**WHAT YOU ARE ASKED TO DO**
Answer with one number: the count of lines in this material that hold the word "Moller".

========================

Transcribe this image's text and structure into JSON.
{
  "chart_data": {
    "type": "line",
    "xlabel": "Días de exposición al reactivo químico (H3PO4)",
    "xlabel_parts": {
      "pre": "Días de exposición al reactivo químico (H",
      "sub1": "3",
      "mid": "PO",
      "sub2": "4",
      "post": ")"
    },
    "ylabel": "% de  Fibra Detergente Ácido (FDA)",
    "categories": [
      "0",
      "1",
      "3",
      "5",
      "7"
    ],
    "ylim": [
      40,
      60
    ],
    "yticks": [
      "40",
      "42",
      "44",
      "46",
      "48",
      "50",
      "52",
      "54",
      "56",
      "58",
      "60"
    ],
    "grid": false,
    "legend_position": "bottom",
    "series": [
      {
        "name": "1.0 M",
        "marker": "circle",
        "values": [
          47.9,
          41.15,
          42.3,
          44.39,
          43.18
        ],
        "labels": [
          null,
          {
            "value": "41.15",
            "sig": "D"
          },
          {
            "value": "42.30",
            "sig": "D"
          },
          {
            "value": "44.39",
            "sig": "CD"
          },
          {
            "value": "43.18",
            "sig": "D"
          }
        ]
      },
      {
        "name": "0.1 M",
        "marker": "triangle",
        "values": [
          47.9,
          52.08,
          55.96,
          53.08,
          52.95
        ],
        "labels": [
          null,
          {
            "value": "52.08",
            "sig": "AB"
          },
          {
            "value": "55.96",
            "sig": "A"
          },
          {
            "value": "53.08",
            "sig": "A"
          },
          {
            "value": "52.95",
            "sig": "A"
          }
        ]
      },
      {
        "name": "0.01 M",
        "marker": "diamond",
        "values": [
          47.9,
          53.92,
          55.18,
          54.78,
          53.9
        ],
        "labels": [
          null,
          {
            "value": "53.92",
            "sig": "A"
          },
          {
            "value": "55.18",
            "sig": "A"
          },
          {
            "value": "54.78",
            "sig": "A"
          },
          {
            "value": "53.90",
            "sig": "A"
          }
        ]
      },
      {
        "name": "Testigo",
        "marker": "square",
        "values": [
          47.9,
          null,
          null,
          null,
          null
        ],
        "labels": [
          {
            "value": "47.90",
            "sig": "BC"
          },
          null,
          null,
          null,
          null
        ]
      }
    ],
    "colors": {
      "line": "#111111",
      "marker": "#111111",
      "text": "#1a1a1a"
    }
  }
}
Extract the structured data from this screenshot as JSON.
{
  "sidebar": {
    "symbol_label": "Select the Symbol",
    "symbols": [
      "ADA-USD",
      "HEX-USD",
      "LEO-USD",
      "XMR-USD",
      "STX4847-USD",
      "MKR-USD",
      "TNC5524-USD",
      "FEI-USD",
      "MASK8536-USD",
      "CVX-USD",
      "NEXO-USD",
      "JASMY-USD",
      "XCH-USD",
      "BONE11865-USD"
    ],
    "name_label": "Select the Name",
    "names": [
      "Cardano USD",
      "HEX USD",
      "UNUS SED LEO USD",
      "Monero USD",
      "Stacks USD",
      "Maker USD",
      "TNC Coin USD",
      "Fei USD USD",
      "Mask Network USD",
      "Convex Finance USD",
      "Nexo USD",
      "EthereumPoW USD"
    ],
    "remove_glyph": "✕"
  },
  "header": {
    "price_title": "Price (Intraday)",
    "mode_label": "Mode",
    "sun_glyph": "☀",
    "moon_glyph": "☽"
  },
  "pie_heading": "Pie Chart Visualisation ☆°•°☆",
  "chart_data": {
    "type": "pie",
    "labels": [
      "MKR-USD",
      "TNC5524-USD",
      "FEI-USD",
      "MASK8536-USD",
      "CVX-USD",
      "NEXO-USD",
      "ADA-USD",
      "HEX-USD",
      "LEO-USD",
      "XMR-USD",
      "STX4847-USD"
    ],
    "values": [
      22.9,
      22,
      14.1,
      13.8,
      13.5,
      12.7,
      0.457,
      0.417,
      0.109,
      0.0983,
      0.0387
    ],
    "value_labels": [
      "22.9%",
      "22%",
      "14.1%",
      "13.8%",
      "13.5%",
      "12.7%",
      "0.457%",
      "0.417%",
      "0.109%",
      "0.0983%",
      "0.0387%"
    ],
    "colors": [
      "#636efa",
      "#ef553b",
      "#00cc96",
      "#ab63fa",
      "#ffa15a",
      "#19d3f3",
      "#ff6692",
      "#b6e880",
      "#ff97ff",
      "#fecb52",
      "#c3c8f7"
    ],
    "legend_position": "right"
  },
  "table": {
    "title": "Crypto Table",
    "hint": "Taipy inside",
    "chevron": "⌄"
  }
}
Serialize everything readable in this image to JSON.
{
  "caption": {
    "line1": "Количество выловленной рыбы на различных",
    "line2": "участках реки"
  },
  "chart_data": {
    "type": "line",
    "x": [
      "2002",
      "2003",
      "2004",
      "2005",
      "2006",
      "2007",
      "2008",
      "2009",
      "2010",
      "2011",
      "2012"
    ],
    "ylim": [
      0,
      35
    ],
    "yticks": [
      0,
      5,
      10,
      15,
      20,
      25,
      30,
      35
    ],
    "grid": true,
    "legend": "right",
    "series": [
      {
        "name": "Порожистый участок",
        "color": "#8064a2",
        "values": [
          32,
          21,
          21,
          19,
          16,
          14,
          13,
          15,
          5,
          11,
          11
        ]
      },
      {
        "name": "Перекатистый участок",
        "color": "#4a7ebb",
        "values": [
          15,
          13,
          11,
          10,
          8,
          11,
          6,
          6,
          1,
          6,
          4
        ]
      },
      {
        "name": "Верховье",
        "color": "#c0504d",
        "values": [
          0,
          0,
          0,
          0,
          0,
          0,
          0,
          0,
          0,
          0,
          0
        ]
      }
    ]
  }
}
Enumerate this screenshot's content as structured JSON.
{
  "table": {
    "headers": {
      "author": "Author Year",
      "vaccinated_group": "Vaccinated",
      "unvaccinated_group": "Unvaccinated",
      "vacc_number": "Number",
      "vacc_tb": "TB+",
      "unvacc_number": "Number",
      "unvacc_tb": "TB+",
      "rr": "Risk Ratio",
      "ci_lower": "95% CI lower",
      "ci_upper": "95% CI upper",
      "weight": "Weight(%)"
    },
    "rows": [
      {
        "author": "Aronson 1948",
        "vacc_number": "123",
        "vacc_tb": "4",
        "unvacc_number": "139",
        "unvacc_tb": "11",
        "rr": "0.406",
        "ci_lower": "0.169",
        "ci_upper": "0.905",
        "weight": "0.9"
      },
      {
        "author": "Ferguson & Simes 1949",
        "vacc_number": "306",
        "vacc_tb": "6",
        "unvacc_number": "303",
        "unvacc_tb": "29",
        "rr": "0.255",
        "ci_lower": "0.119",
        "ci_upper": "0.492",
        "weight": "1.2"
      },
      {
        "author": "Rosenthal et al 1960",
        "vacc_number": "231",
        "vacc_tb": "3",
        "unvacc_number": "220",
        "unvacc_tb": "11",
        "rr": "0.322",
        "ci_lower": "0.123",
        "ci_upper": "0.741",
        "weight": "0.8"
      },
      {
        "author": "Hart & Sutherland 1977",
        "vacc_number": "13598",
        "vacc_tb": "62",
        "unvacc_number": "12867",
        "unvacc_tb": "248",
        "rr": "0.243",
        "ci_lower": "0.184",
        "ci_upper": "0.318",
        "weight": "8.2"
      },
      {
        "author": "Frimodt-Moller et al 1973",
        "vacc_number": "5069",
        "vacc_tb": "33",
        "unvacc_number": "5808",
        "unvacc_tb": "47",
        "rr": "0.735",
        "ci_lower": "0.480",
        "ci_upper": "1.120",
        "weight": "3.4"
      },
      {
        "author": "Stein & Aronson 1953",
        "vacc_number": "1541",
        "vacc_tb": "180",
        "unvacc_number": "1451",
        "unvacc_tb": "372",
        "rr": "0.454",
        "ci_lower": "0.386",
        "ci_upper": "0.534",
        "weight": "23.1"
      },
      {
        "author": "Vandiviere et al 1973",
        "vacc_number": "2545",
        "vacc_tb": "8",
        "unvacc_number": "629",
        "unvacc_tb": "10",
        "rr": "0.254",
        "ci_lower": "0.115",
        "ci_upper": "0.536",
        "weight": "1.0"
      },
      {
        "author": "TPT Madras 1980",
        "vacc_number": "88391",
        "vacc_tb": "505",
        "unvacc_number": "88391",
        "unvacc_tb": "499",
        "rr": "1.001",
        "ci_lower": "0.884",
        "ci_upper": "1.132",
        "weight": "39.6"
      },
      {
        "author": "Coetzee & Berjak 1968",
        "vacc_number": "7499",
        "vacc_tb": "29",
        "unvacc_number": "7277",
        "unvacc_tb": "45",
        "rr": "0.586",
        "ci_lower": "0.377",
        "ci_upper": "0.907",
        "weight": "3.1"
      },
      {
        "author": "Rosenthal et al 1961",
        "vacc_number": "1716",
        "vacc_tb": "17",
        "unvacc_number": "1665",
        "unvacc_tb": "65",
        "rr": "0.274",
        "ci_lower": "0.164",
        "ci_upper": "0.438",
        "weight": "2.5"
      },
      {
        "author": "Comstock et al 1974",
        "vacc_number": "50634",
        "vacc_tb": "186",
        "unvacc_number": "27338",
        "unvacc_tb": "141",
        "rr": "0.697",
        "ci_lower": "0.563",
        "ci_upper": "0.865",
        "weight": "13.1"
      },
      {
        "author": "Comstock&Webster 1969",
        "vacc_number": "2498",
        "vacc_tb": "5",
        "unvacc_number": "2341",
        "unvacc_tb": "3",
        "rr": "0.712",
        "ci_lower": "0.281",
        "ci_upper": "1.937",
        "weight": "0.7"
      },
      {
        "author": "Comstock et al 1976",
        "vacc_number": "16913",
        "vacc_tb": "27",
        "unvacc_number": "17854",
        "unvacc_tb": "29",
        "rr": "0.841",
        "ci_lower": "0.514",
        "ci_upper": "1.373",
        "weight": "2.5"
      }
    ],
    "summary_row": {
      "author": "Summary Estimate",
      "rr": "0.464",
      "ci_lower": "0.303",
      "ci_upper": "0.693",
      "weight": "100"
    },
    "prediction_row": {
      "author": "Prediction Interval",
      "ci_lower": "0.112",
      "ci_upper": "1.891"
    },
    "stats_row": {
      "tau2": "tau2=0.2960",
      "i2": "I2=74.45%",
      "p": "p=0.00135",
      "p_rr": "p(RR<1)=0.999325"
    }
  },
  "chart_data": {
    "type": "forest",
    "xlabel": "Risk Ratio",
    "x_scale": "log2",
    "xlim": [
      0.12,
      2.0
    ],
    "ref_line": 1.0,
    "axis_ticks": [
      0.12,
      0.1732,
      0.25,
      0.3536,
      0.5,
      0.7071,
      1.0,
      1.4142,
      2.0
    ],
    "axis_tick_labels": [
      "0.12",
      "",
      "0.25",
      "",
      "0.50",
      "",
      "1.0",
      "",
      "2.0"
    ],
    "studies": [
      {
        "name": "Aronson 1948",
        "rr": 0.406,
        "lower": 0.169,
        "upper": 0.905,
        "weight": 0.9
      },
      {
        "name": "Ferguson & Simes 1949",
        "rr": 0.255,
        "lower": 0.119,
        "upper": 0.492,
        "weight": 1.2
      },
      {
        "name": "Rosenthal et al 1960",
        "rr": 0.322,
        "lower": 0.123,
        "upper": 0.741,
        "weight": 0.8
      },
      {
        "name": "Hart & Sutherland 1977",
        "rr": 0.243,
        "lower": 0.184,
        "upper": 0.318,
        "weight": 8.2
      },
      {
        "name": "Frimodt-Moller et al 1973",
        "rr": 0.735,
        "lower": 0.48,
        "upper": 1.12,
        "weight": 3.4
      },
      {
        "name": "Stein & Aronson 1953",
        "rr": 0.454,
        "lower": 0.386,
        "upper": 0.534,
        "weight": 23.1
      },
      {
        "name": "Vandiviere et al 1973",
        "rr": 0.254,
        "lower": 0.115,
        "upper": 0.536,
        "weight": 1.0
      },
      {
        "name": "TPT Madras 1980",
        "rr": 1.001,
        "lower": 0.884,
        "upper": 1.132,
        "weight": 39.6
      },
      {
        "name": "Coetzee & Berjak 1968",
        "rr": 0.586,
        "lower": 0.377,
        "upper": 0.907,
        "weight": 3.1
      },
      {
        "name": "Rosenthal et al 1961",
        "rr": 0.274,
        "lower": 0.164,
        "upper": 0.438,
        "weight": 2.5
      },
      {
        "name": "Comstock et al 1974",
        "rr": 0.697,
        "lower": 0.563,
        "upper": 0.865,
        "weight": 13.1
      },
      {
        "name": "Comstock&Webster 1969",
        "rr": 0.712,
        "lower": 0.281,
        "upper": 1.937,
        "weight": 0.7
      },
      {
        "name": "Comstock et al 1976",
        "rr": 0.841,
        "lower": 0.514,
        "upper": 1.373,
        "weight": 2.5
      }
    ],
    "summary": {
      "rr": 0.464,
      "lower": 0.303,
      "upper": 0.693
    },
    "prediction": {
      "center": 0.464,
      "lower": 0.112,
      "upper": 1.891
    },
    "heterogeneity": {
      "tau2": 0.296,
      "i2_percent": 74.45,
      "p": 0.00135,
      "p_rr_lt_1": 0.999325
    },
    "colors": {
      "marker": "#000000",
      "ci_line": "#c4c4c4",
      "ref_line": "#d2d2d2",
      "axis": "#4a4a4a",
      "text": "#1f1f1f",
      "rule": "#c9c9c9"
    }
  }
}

========================

**RESPONSE BELOW**
2